> The exercise
Copy the data below line for line, without changing anything.

········

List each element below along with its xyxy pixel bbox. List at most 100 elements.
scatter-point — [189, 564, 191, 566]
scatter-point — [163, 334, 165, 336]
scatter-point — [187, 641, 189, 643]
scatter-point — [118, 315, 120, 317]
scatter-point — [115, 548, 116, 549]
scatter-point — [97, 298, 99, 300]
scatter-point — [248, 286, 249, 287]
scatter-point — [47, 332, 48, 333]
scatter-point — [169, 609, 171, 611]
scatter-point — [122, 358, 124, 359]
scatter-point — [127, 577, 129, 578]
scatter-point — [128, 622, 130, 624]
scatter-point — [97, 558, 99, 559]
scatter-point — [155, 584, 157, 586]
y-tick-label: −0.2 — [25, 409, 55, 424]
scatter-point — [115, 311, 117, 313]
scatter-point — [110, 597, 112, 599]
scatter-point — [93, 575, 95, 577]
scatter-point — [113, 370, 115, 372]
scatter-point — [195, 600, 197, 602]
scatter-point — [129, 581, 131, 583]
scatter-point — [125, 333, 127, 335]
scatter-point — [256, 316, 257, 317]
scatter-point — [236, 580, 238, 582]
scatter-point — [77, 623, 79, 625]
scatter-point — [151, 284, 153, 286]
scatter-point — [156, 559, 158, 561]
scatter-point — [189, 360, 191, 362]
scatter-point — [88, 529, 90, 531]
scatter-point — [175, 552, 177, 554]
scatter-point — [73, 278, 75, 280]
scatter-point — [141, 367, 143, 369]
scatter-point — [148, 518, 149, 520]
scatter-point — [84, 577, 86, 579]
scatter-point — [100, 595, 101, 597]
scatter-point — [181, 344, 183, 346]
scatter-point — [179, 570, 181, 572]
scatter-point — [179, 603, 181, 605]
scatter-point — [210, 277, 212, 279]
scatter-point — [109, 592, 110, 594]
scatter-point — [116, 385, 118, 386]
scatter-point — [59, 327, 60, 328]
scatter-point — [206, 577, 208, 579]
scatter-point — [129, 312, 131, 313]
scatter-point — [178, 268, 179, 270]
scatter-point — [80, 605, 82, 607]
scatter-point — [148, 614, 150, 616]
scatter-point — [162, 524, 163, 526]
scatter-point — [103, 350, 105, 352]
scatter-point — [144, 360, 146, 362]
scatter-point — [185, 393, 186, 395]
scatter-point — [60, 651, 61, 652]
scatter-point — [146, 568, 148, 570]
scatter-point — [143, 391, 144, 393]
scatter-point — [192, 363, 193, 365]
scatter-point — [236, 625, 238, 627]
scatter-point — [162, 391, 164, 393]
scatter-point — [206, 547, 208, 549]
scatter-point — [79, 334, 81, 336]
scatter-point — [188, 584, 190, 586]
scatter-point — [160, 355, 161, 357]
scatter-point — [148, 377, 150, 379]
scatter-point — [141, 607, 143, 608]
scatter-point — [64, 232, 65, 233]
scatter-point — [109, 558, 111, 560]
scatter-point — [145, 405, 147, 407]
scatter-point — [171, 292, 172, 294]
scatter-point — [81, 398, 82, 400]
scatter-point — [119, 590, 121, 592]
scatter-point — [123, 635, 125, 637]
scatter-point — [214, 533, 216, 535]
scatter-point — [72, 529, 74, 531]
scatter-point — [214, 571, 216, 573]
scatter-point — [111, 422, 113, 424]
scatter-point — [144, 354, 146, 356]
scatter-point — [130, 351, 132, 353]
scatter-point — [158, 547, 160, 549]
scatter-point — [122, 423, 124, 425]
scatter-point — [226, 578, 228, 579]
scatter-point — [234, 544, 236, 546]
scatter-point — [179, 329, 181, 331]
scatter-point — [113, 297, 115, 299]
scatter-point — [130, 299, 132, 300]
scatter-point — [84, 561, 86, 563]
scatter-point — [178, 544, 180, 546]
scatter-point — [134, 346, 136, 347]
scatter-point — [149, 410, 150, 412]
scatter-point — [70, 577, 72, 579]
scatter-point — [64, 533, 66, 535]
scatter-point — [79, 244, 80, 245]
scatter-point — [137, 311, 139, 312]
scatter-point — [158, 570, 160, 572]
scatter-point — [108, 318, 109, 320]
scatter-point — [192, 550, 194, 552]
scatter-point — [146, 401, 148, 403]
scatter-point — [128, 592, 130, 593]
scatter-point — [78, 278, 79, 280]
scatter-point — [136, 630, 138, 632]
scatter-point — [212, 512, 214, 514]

········

> Response to this task
List each element below along with its xyxy pixel bbox. List at most 100 elements.
scatter-point — [189, 564, 191, 566]
scatter-point — [163, 334, 165, 336]
scatter-point — [187, 641, 189, 643]
scatter-point — [118, 315, 120, 317]
scatter-point — [115, 548, 116, 549]
scatter-point — [97, 298, 99, 300]
scatter-point — [248, 286, 249, 287]
scatter-point — [47, 332, 48, 333]
scatter-point — [169, 609, 171, 611]
scatter-point — [122, 358, 124, 359]
scatter-point — [127, 577, 129, 578]
scatter-point — [128, 622, 130, 624]
scatter-point — [97, 558, 99, 559]
scatter-point — [155, 584, 157, 586]
y-tick-label: −0.2 — [25, 409, 55, 424]
scatter-point — [115, 311, 117, 313]
scatter-point — [110, 597, 112, 599]
scatter-point — [93, 575, 95, 577]
scatter-point — [113, 370, 115, 372]
scatter-point — [195, 600, 197, 602]
scatter-point — [129, 581, 131, 583]
scatter-point — [125, 333, 127, 335]
scatter-point — [256, 316, 257, 317]
scatter-point — [236, 580, 238, 582]
scatter-point — [77, 623, 79, 625]
scatter-point — [151, 284, 153, 286]
scatter-point — [156, 559, 158, 561]
scatter-point — [189, 360, 191, 362]
scatter-point — [88, 529, 90, 531]
scatter-point — [175, 552, 177, 554]
scatter-point — [73, 278, 75, 280]
scatter-point — [141, 367, 143, 369]
scatter-point — [148, 518, 149, 520]
scatter-point — [84, 577, 86, 579]
scatter-point — [100, 595, 101, 597]
scatter-point — [181, 344, 183, 346]
scatter-point — [179, 570, 181, 572]
scatter-point — [179, 603, 181, 605]
scatter-point — [210, 277, 212, 279]
scatter-point — [109, 592, 110, 594]
scatter-point — [116, 385, 118, 386]
scatter-point — [59, 327, 60, 328]
scatter-point — [206, 577, 208, 579]
scatter-point — [129, 312, 131, 313]
scatter-point — [178, 268, 179, 270]
scatter-point — [80, 605, 82, 607]
scatter-point — [148, 614, 150, 616]
scatter-point — [162, 524, 163, 526]
scatter-point — [103, 350, 105, 352]
scatter-point — [144, 360, 146, 362]
scatter-point — [185, 393, 186, 395]
scatter-point — [60, 651, 61, 652]
scatter-point — [146, 568, 148, 570]
scatter-point — [143, 391, 144, 393]
scatter-point — [192, 363, 193, 365]
scatter-point — [236, 625, 238, 627]
scatter-point — [162, 391, 164, 393]
scatter-point — [206, 547, 208, 549]
scatter-point — [79, 334, 81, 336]
scatter-point — [188, 584, 190, 586]
scatter-point — [160, 355, 161, 357]
scatter-point — [148, 377, 150, 379]
scatter-point — [141, 607, 143, 608]
scatter-point — [64, 232, 65, 233]
scatter-point — [109, 558, 111, 560]
scatter-point — [145, 405, 147, 407]
scatter-point — [171, 292, 172, 294]
scatter-point — [81, 398, 82, 400]
scatter-point — [119, 590, 121, 592]
scatter-point — [123, 635, 125, 637]
scatter-point — [214, 533, 216, 535]
scatter-point — [72, 529, 74, 531]
scatter-point — [214, 571, 216, 573]
scatter-point — [111, 422, 113, 424]
scatter-point — [144, 354, 146, 356]
scatter-point — [130, 351, 132, 353]
scatter-point — [158, 547, 160, 549]
scatter-point — [122, 423, 124, 425]
scatter-point — [226, 578, 228, 579]
scatter-point — [234, 544, 236, 546]
scatter-point — [179, 329, 181, 331]
scatter-point — [113, 297, 115, 299]
scatter-point — [130, 299, 132, 300]
scatter-point — [84, 561, 86, 563]
scatter-point — [178, 544, 180, 546]
scatter-point — [134, 346, 136, 347]
scatter-point — [149, 410, 150, 412]
scatter-point — [70, 577, 72, 579]
scatter-point — [64, 533, 66, 535]
scatter-point — [79, 244, 80, 245]
scatter-point — [137, 311, 139, 312]
scatter-point — [158, 570, 160, 572]
scatter-point — [108, 318, 109, 320]
scatter-point — [192, 550, 194, 552]
scatter-point — [146, 401, 148, 403]
scatter-point — [128, 592, 130, 593]
scatter-point — [78, 278, 79, 280]
scatter-point — [136, 630, 138, 632]
scatter-point — [212, 512, 214, 514]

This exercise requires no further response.